_Directions:_ Repeat every line below exactly as it reads.
-- Start of Records for processing --
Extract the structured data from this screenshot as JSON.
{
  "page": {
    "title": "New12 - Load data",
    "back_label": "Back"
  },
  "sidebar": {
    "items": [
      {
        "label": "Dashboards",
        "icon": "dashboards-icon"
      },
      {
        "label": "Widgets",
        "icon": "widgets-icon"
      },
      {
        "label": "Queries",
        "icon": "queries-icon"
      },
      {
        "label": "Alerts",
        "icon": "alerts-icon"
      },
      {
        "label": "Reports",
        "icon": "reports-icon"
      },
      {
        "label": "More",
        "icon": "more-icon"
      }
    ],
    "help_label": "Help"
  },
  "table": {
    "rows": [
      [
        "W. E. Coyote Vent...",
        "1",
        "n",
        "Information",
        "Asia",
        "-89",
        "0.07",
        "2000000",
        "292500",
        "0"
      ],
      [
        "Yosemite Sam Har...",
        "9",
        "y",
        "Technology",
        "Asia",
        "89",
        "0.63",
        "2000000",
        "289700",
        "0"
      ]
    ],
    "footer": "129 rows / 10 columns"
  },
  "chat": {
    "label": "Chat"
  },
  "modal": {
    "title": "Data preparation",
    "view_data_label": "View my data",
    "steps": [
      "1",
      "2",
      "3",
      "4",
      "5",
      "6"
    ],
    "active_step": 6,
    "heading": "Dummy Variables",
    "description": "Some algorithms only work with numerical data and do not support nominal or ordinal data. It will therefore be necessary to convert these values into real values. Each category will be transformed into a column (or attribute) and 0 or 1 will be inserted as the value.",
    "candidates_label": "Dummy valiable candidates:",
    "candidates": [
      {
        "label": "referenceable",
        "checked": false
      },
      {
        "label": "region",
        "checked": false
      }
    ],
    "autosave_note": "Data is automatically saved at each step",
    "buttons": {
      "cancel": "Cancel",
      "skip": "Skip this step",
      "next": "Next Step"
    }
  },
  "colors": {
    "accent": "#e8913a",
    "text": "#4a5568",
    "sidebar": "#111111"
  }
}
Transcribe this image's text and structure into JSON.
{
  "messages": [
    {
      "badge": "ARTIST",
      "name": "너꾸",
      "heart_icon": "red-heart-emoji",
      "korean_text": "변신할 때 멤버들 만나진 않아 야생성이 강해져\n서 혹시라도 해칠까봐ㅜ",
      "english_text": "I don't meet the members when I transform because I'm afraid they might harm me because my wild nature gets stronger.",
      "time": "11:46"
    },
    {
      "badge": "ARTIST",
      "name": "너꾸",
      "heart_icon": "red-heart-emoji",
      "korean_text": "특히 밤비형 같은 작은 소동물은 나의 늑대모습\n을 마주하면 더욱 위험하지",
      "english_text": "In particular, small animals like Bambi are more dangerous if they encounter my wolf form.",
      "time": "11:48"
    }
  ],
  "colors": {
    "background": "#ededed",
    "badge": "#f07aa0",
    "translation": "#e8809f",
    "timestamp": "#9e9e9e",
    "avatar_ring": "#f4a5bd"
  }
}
-- End of Records for processing --
_Completed exercise:_
Extract the structured data from this screenshot as JSON.
{
  "page": {
    "title": "New12 - Load data",
    "back_label": "Back"
  },
  "sidebar": {
    "items": [
      {
        "label": "Dashboards",
        "icon": "dashboards-icon"
      },
      {
        "label": "Widgets",
        "icon": "widgets-icon"
      },
      {
        "label": "Queries",
        "icon": "queries-icon"
      },
      {
        "label": "Alerts",
        "icon": "alerts-icon"
      },
      {
        "label": "Reports",
        "icon": "reports-icon"
      },
      {
        "label": "More",
        "icon": "more-icon"
      }
    ],
    "help_label": "Help"
  },
  "table": {
    "rows": [
      [
        "W. E. Coyote Vent...",
        "1",
        "n",
        "Information",
        "Asia",
        "-89",
        "0.07",
        "2000000",
        "292500",
        "0"
      ],
      [
        "Yosemite Sam Har...",
        "9",
        "y",
        "Technology",
        "Asia",
        "89",
        "0.63",
        "2000000",
        "289700",
        "0"
      ]
    ],
    "footer": "129 rows / 10 columns"
  },
  "chat": {
    "label": "Chat"
  },
  "modal": {
    "title": "Data preparation",
    "view_data_label": "View my data",
    "steps": [
      "1",
      "2",
      "3",
      "4",
      "5",
      "6"
    ],
    "active_step": 6,
    "heading": "Dummy Variables",
    "description": "Some algorithms only work with numerical data and do not support nominal or ordinal data. It will therefore be necessary to convert these values into real values. Each category will be transformed into a column (or attribute) and 0 or 1 will be inserted as the value.",
    "candidates_label": "Dummy valiable candidates:",
    "candidates": [
      {
        "label": "referenceable",
        "checked": false
      },
      {
        "label": "region",
        "checked": false
      }
    ],
    "autosave_note": "Data is automatically saved at each step",
    "buttons": {
      "cancel": "Cancel",
      "skip": "Skip this step",
      "next": "Next Step"
    }
  },
  "colors": {
    "accent": "#e8913a",
    "text": "#4a5568",
    "sidebar": "#111111"
  }
}
Transcribe this image's text and structure into JSON.
{
  "messages": [
    {
      "badge": "ARTIST",
      "name": "너꾸",
      "heart_icon": "red-heart-emoji",
      "korean_text": "변신할 때 멤버들 만나진 않아 야생성이 강해져\n서 혹시라도 해칠까봐ㅜ",
      "english_text": "I don't meet the members when I transform because I'm afraid they might harm me because my wild nature gets stronger.",
      "time": "11:46"
    },
    {
      "badge": "ARTIST",
      "name": "너꾸",
      "heart_icon": "red-heart-emoji",
      "korean_text": "특히 밤비형 같은 작은 소동물은 나의 늑대모습\n을 마주하면 더욱 위험하지",
      "english_text": "In particular, small animals like Bambi are more dangerous if they encounter my wolf form.",
      "time": "11:48"
    }
  ],
  "colors": {
    "background": "#ededed",
    "badge": "#f07aa0",
    "translation": "#e8809f",
    "timestamp": "#9e9e9e",
    "avatar_ring": "#f4a5bd"
  }
}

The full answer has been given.